Stated exercise:
Count the lines in the entries below that include the word "type". Give nothing but the number.

Record set:

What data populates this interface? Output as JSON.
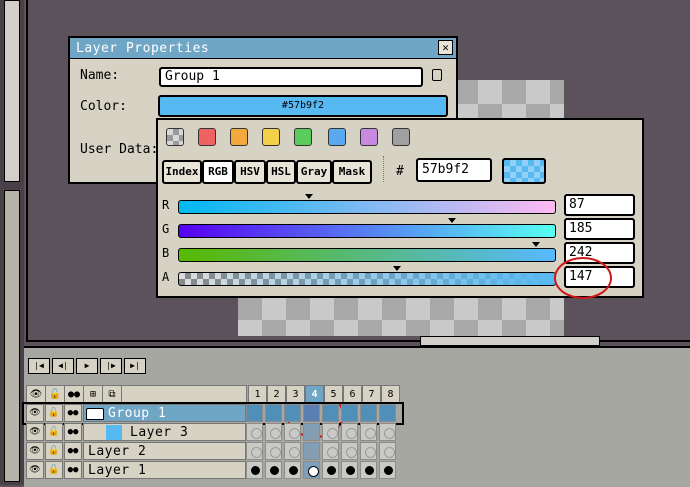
{
  "dialog": {
    "title": "Layer Properties",
    "close_glyph": "✕",
    "name_label": "Name:",
    "name_value": "Group 1",
    "color_label": "Color:",
    "color_value": "#57b9f2",
    "userdata_label": "User Data:"
  },
  "color_popup": {
    "swatches": [
      "#d0d0d0",
      "#f06262",
      "#f5a83c",
      "#f4d04a",
      "#5ccc5c",
      "#5aa8f0",
      "#c88ae0",
      "#a0a0a0"
    ],
    "modes": [
      "Index",
      "RGB",
      "HSV",
      "HSL",
      "Gray",
      "Mask"
    ],
    "active_mode": "RGB",
    "hash": "#",
    "hex": "57b9f2",
    "channels": [
      {
        "label": "R",
        "value": "87"
      },
      {
        "label": "G",
        "value": "185"
      },
      {
        "label": "B",
        "value": "242"
      },
      {
        "label": "A",
        "value": "147"
      }
    ]
  },
  "timeline": {
    "nav_icons": [
      "first-frame",
      "prev-frame",
      "play",
      "next-frame",
      "last-frame"
    ],
    "frames": [
      "1",
      "2",
      "3",
      "4",
      "5",
      "6",
      "7",
      "8"
    ],
    "active_frame": "4",
    "layers": [
      {
        "name": "Group 1",
        "type": "group",
        "selected": true
      },
      {
        "name": "Layer 3",
        "type": "child"
      },
      {
        "name": "Layer 2",
        "type": "layer"
      },
      {
        "name": "Layer 1",
        "type": "layer"
      }
    ]
  },
  "colors": {
    "accent": "#57b9f2",
    "title_bar": "#6fa6c6",
    "panel": "#d6d2c4",
    "annotation_circle": "#d01818"
  }
}
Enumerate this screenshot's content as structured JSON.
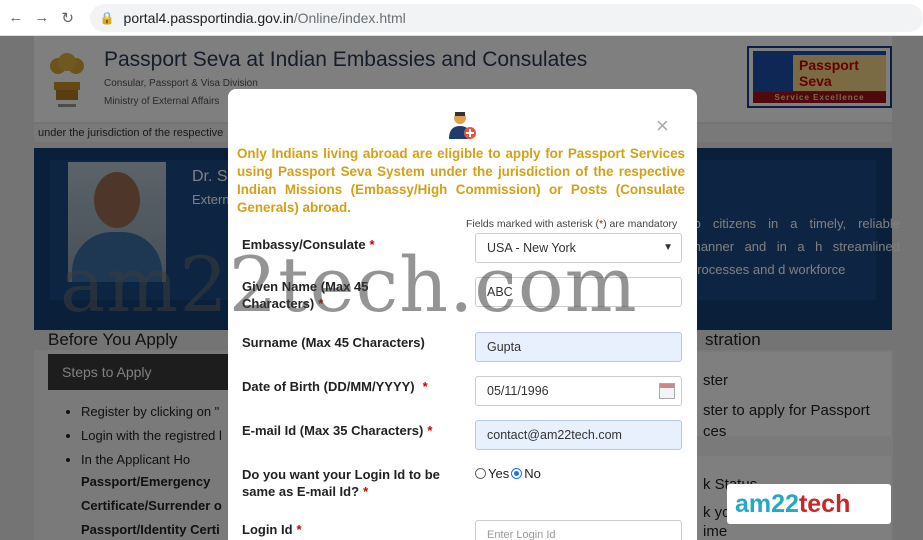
{
  "browser": {
    "url_host": "portal4.passportindia.gov.in",
    "url_path": "/Online/index.html"
  },
  "header": {
    "title": "Passport Seva at Indian Embassies and Consulates",
    "subtitle1": "Consular, Passport & Visa Division",
    "subtitle2": "Ministry of External Affairs",
    "logo_text": "Passport Seva",
    "logo_tagline": "Service Excellence"
  },
  "marquee": "under the jurisdiction of the respective",
  "banner": {
    "name": "Dr. S",
    "role": "Extern",
    "text": "to citizens in a timely, reliable manner and in a h streamlined processes and d workforce"
  },
  "left_panel": {
    "title": "Before You Apply",
    "steps_label": "Steps to Apply",
    "items": [
      "Register by clicking on \"",
      "Login with the registred l",
      "In the Applicant Ho"
    ],
    "bold_lines": [
      "Passport/Emergency",
      "Certificate/Surrender o",
      "Passport/Identity Certi"
    ]
  },
  "right_panel": {
    "title": "stration",
    "box1_title": "ster",
    "box1_text_1": "ster to apply for Passport",
    "box1_text_2": "ces",
    "box2_title": "k Status",
    "box2_text_1": "k yo",
    "box2_text_2": "ime"
  },
  "modal": {
    "notice": "Only Indians living abroad are eligible to apply for Passport Services using Passport Seva System under the jurisdiction of the respective Indian Missions (Embassy/High Commission) or Posts (Consulate Generals) abroad.",
    "mandatory_pre": "Fields marked with asterisk (",
    "mandatory_ast": "*",
    "mandatory_post": ") are mandatory",
    "close_symbol": "×",
    "required_mark": "*",
    "fields": {
      "embassy_label": "Embassy/Consulate",
      "embassy_value": "USA - New York",
      "given_name_label_1": "Given Name (Max 45",
      "given_name_label_2": "Characters)",
      "given_name_value": "ABC",
      "surname_label": "Surname (Max 45 Characters)",
      "surname_value": "Gupta",
      "dob_label": "Date of Birth (DD/MM/YYYY)",
      "dob_value": "05/11/1996",
      "email_label": "E-mail Id (Max 35 Characters)",
      "email_value": "contact@am22tech.com",
      "same_login_label_1": "Do you want your Login Id to be",
      "same_login_label_2": "same as E-mail Id?",
      "radio_yes": "Yes",
      "radio_no": "No",
      "radio_selected": "No",
      "login_label": "Login Id",
      "login_placeholder": "Enter Login Id"
    }
  },
  "watermark": {
    "text": "am22tech.com",
    "logo_a": "am22",
    "logo_b": "tech"
  },
  "colors": {
    "notice": "#d4a017",
    "required": "#cc0000",
    "banner": "#123f75",
    "filled_field": "#e8f0fe"
  }
}
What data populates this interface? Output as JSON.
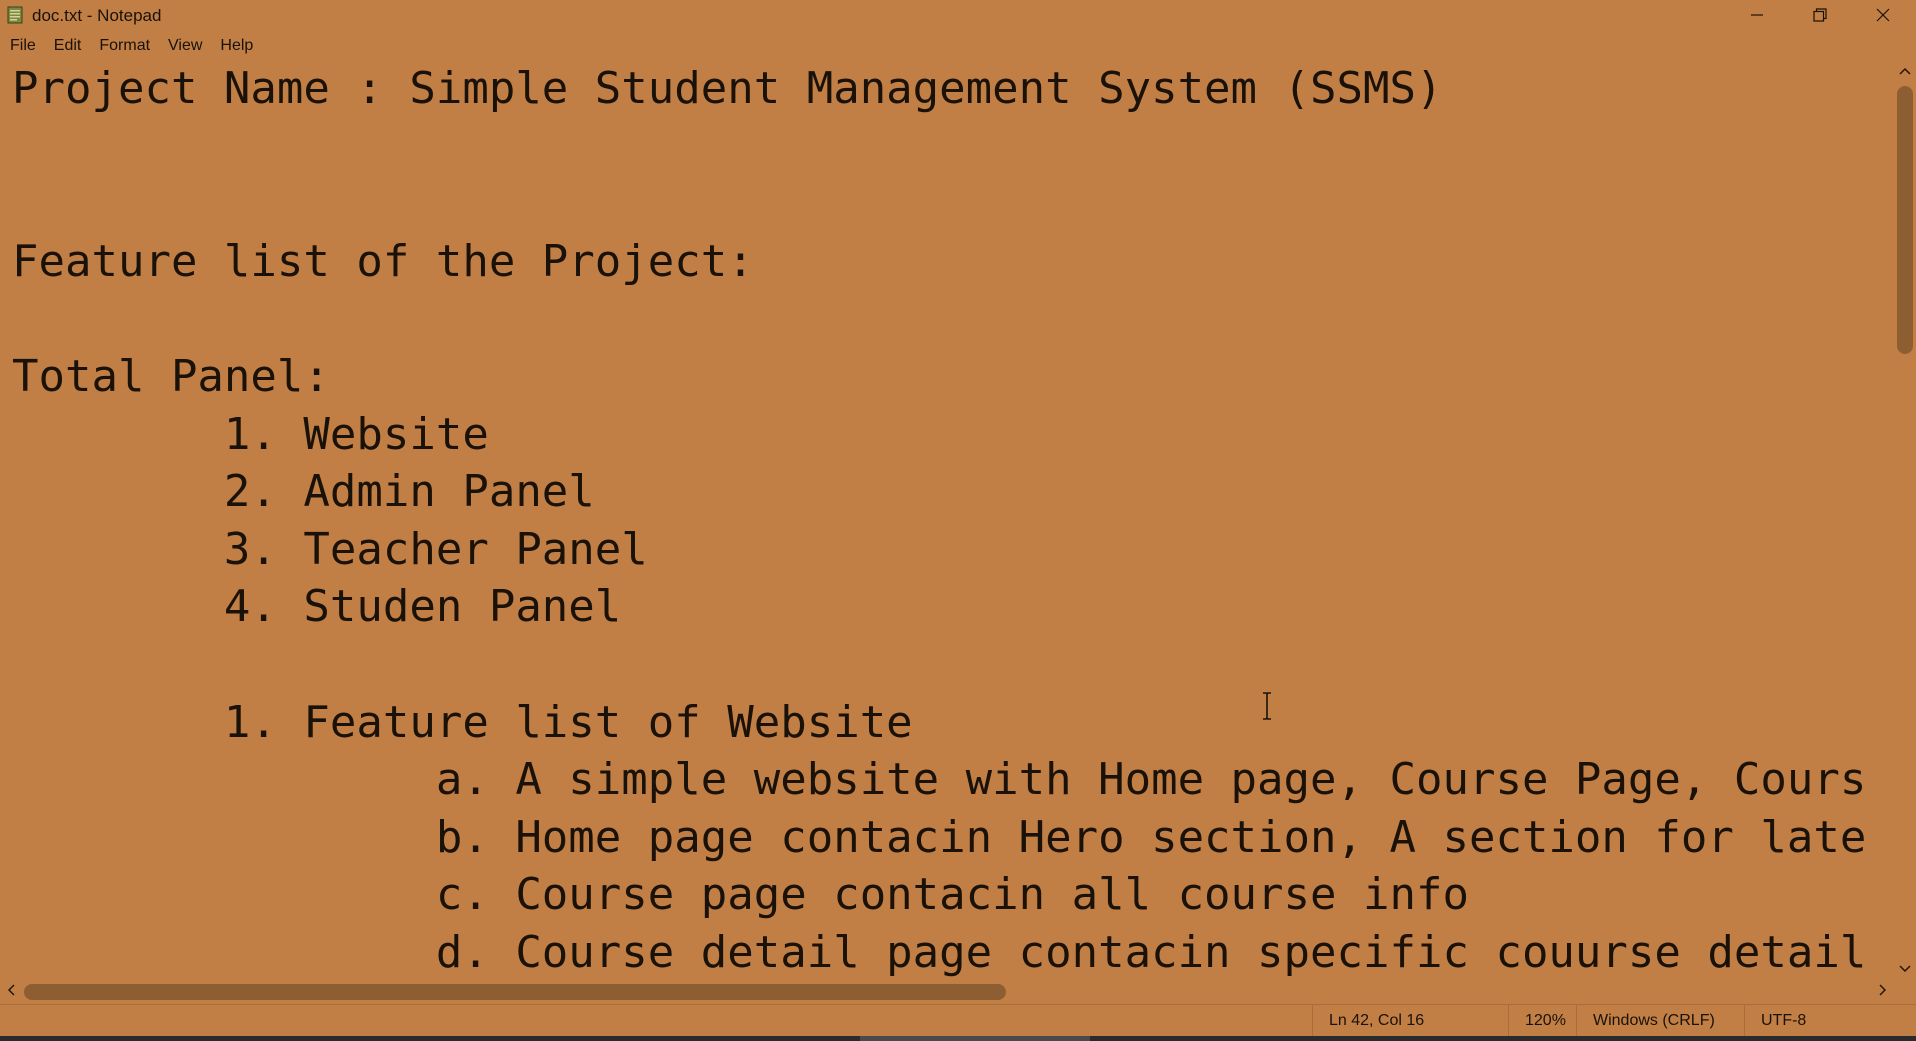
{
  "window": {
    "title": "doc.txt - Notepad",
    "icon": "notepad-icon",
    "controls": [
      "minimize-icon",
      "restore-icon",
      "close-icon"
    ]
  },
  "menu": {
    "items": [
      {
        "label": "File"
      },
      {
        "label": "Edit"
      },
      {
        "label": "Format"
      },
      {
        "label": "View"
      },
      {
        "label": "Help"
      }
    ]
  },
  "editor": {
    "content": "Project Name : Simple Student Management System (SSMS)\n\n\nFeature list of the Project:\n\nTotal Panel:\n        1. Website\n        2. Admin Panel\n        3. Teacher Panel\n        4. Studen Panel\n\n        1. Feature list of Website\n                a. A simple website with Home page, Course Page, Cours\n                b. Home page contacin Hero section, A section for late\n                c. Course page contacin all course info\n                d. Course detail page contacin specific couurse detail"
  },
  "status": {
    "position": "Ln 42, Col 16",
    "zoom": "120%",
    "line_ending": "Windows (CRLF)",
    "encoding": "UTF-8"
  },
  "colors": {
    "background": "#c17f46",
    "text": "#1a1208",
    "scroll_thumb": "#8e5e33"
  }
}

In response:
4